----- Data shown

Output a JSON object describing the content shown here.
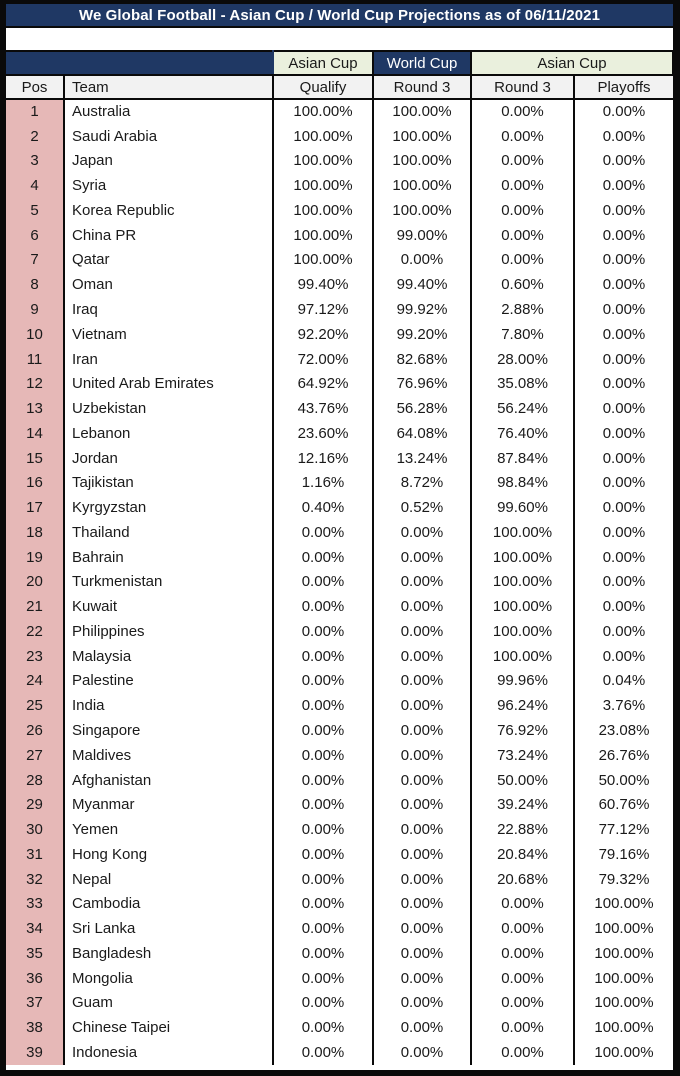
{
  "title": "We Global Football - Asian Cup / World Cup Projections as of 06/11/2021",
  "colors": {
    "navy": "#1F3864",
    "pos_pink": "#E6B8B7",
    "group_green": "#EAF0DD",
    "header_gray": "#F2F2F2",
    "border_black": "#0a0a0a",
    "title_text": "#ffffff"
  },
  "table": {
    "group_headers": {
      "asian_cup_qualify": "Asian Cup",
      "world_cup": "World Cup",
      "asian_cup_rounds": "Asian Cup"
    },
    "columns": {
      "pos": "Pos",
      "team": "Team",
      "qualify": "Qualify",
      "wc_round3": "Round 3",
      "ac_round3": "Round 3",
      "playoffs": "Playoffs"
    },
    "rows": [
      [
        "1",
        "Australia",
        "100.00%",
        "100.00%",
        "0.00%",
        "0.00%"
      ],
      [
        "2",
        "Saudi Arabia",
        "100.00%",
        "100.00%",
        "0.00%",
        "0.00%"
      ],
      [
        "3",
        "Japan",
        "100.00%",
        "100.00%",
        "0.00%",
        "0.00%"
      ],
      [
        "4",
        "Syria",
        "100.00%",
        "100.00%",
        "0.00%",
        "0.00%"
      ],
      [
        "5",
        "Korea Republic",
        "100.00%",
        "100.00%",
        "0.00%",
        "0.00%"
      ],
      [
        "6",
        "China PR",
        "100.00%",
        "99.00%",
        "0.00%",
        "0.00%"
      ],
      [
        "7",
        "Qatar",
        "100.00%",
        "0.00%",
        "0.00%",
        "0.00%"
      ],
      [
        "8",
        "Oman",
        "99.40%",
        "99.40%",
        "0.60%",
        "0.00%"
      ],
      [
        "9",
        "Iraq",
        "97.12%",
        "99.92%",
        "2.88%",
        "0.00%"
      ],
      [
        "10",
        "Vietnam",
        "92.20%",
        "99.20%",
        "7.80%",
        "0.00%"
      ],
      [
        "11",
        "Iran",
        "72.00%",
        "82.68%",
        "28.00%",
        "0.00%"
      ],
      [
        "12",
        "United Arab Emirates",
        "64.92%",
        "76.96%",
        "35.08%",
        "0.00%"
      ],
      [
        "13",
        "Uzbekistan",
        "43.76%",
        "56.28%",
        "56.24%",
        "0.00%"
      ],
      [
        "14",
        "Lebanon",
        "23.60%",
        "64.08%",
        "76.40%",
        "0.00%"
      ],
      [
        "15",
        "Jordan",
        "12.16%",
        "13.24%",
        "87.84%",
        "0.00%"
      ],
      [
        "16",
        "Tajikistan",
        "1.16%",
        "8.72%",
        "98.84%",
        "0.00%"
      ],
      [
        "17",
        "Kyrgyzstan",
        "0.40%",
        "0.52%",
        "99.60%",
        "0.00%"
      ],
      [
        "18",
        "Thailand",
        "0.00%",
        "0.00%",
        "100.00%",
        "0.00%"
      ],
      [
        "19",
        "Bahrain",
        "0.00%",
        "0.00%",
        "100.00%",
        "0.00%"
      ],
      [
        "20",
        "Turkmenistan",
        "0.00%",
        "0.00%",
        "100.00%",
        "0.00%"
      ],
      [
        "21",
        "Kuwait",
        "0.00%",
        "0.00%",
        "100.00%",
        "0.00%"
      ],
      [
        "22",
        "Philippines",
        "0.00%",
        "0.00%",
        "100.00%",
        "0.00%"
      ],
      [
        "23",
        "Malaysia",
        "0.00%",
        "0.00%",
        "100.00%",
        "0.00%"
      ],
      [
        "24",
        "Palestine",
        "0.00%",
        "0.00%",
        "99.96%",
        "0.04%"
      ],
      [
        "25",
        "India",
        "0.00%",
        "0.00%",
        "96.24%",
        "3.76%"
      ],
      [
        "26",
        "Singapore",
        "0.00%",
        "0.00%",
        "76.92%",
        "23.08%"
      ],
      [
        "27",
        "Maldives",
        "0.00%",
        "0.00%",
        "73.24%",
        "26.76%"
      ],
      [
        "28",
        "Afghanistan",
        "0.00%",
        "0.00%",
        "50.00%",
        "50.00%"
      ],
      [
        "29",
        "Myanmar",
        "0.00%",
        "0.00%",
        "39.24%",
        "60.76%"
      ],
      [
        "30",
        "Yemen",
        "0.00%",
        "0.00%",
        "22.88%",
        "77.12%"
      ],
      [
        "31",
        "Hong Kong",
        "0.00%",
        "0.00%",
        "20.84%",
        "79.16%"
      ],
      [
        "32",
        "Nepal",
        "0.00%",
        "0.00%",
        "20.68%",
        "79.32%"
      ],
      [
        "33",
        "Cambodia",
        "0.00%",
        "0.00%",
        "0.00%",
        "100.00%"
      ],
      [
        "34",
        "Sri Lanka",
        "0.00%",
        "0.00%",
        "0.00%",
        "100.00%"
      ],
      [
        "35",
        "Bangladesh",
        "0.00%",
        "0.00%",
        "0.00%",
        "100.00%"
      ],
      [
        "36",
        "Mongolia",
        "0.00%",
        "0.00%",
        "0.00%",
        "100.00%"
      ],
      [
        "37",
        "Guam",
        "0.00%",
        "0.00%",
        "0.00%",
        "100.00%"
      ],
      [
        "38",
        "Chinese Taipei",
        "0.00%",
        "0.00%",
        "0.00%",
        "100.00%"
      ],
      [
        "39",
        "Indonesia",
        "0.00%",
        "0.00%",
        "0.00%",
        "100.00%"
      ]
    ]
  }
}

----------

- [Exercise task]
Reproduce all of the data exactly; the pictures do not belong in the copy.

- [Solution for this problem]
Output a JSON object describing the content shown here.
{
  "title": "We Global Football - Asian Cup / World Cup Projections as of 06/11/2021",
  "colors": {
    "navy": "#1F3864",
    "pos_pink": "#E6B8B7",
    "group_green": "#EAF0DD",
    "header_gray": "#F2F2F2",
    "border_black": "#0a0a0a",
    "title_text": "#ffffff"
  },
  "table": {
    "group_headers": {
      "asian_cup_qualify": "Asian Cup",
      "world_cup": "World Cup",
      "asian_cup_rounds": "Asian Cup"
    },
    "columns": {
      "pos": "Pos",
      "team": "Team",
      "qualify": "Qualify",
      "wc_round3": "Round 3",
      "ac_round3": "Round 3",
      "playoffs": "Playoffs"
    },
    "rows": [
      [
        "1",
        "Australia",
        "100.00%",
        "100.00%",
        "0.00%",
        "0.00%"
      ],
      [
        "2",
        "Saudi Arabia",
        "100.00%",
        "100.00%",
        "0.00%",
        "0.00%"
      ],
      [
        "3",
        "Japan",
        "100.00%",
        "100.00%",
        "0.00%",
        "0.00%"
      ],
      [
        "4",
        "Syria",
        "100.00%",
        "100.00%",
        "0.00%",
        "0.00%"
      ],
      [
        "5",
        "Korea Republic",
        "100.00%",
        "100.00%",
        "0.00%",
        "0.00%"
      ],
      [
        "6",
        "China PR",
        "100.00%",
        "99.00%",
        "0.00%",
        "0.00%"
      ],
      [
        "7",
        "Qatar",
        "100.00%",
        "0.00%",
        "0.00%",
        "0.00%"
      ],
      [
        "8",
        "Oman",
        "99.40%",
        "99.40%",
        "0.60%",
        "0.00%"
      ],
      [
        "9",
        "Iraq",
        "97.12%",
        "99.92%",
        "2.88%",
        "0.00%"
      ],
      [
        "10",
        "Vietnam",
        "92.20%",
        "99.20%",
        "7.80%",
        "0.00%"
      ],
      [
        "11",
        "Iran",
        "72.00%",
        "82.68%",
        "28.00%",
        "0.00%"
      ],
      [
        "12",
        "United Arab Emirates",
        "64.92%",
        "76.96%",
        "35.08%",
        "0.00%"
      ],
      [
        "13",
        "Uzbekistan",
        "43.76%",
        "56.28%",
        "56.24%",
        "0.00%"
      ],
      [
        "14",
        "Lebanon",
        "23.60%",
        "64.08%",
        "76.40%",
        "0.00%"
      ],
      [
        "15",
        "Jordan",
        "12.16%",
        "13.24%",
        "87.84%",
        "0.00%"
      ],
      [
        "16",
        "Tajikistan",
        "1.16%",
        "8.72%",
        "98.84%",
        "0.00%"
      ],
      [
        "17",
        "Kyrgyzstan",
        "0.40%",
        "0.52%",
        "99.60%",
        "0.00%"
      ],
      [
        "18",
        "Thailand",
        "0.00%",
        "0.00%",
        "100.00%",
        "0.00%"
      ],
      [
        "19",
        "Bahrain",
        "0.00%",
        "0.00%",
        "100.00%",
        "0.00%"
      ],
      [
        "20",
        "Turkmenistan",
        "0.00%",
        "0.00%",
        "100.00%",
        "0.00%"
      ],
      [
        "21",
        "Kuwait",
        "0.00%",
        "0.00%",
        "100.00%",
        "0.00%"
      ],
      [
        "22",
        "Philippines",
        "0.00%",
        "0.00%",
        "100.00%",
        "0.00%"
      ],
      [
        "23",
        "Malaysia",
        "0.00%",
        "0.00%",
        "100.00%",
        "0.00%"
      ],
      [
        "24",
        "Palestine",
        "0.00%",
        "0.00%",
        "99.96%",
        "0.04%"
      ],
      [
        "25",
        "India",
        "0.00%",
        "0.00%",
        "96.24%",
        "3.76%"
      ],
      [
        "26",
        "Singapore",
        "0.00%",
        "0.00%",
        "76.92%",
        "23.08%"
      ],
      [
        "27",
        "Maldives",
        "0.00%",
        "0.00%",
        "73.24%",
        "26.76%"
      ],
      [
        "28",
        "Afghanistan",
        "0.00%",
        "0.00%",
        "50.00%",
        "50.00%"
      ],
      [
        "29",
        "Myanmar",
        "0.00%",
        "0.00%",
        "39.24%",
        "60.76%"
      ],
      [
        "30",
        "Yemen",
        "0.00%",
        "0.00%",
        "22.88%",
        "77.12%"
      ],
      [
        "31",
        "Hong Kong",
        "0.00%",
        "0.00%",
        "20.84%",
        "79.16%"
      ],
      [
        "32",
        "Nepal",
        "0.00%",
        "0.00%",
        "20.68%",
        "79.32%"
      ],
      [
        "33",
        "Cambodia",
        "0.00%",
        "0.00%",
        "0.00%",
        "100.00%"
      ],
      [
        "34",
        "Sri Lanka",
        "0.00%",
        "0.00%",
        "0.00%",
        "100.00%"
      ],
      [
        "35",
        "Bangladesh",
        "0.00%",
        "0.00%",
        "0.00%",
        "100.00%"
      ],
      [
        "36",
        "Mongolia",
        "0.00%",
        "0.00%",
        "0.00%",
        "100.00%"
      ],
      [
        "37",
        "Guam",
        "0.00%",
        "0.00%",
        "0.00%",
        "100.00%"
      ],
      [
        "38",
        "Chinese Taipei",
        "0.00%",
        "0.00%",
        "0.00%",
        "100.00%"
      ],
      [
        "39",
        "Indonesia",
        "0.00%",
        "0.00%",
        "0.00%",
        "100.00%"
      ]
    ]
  }
}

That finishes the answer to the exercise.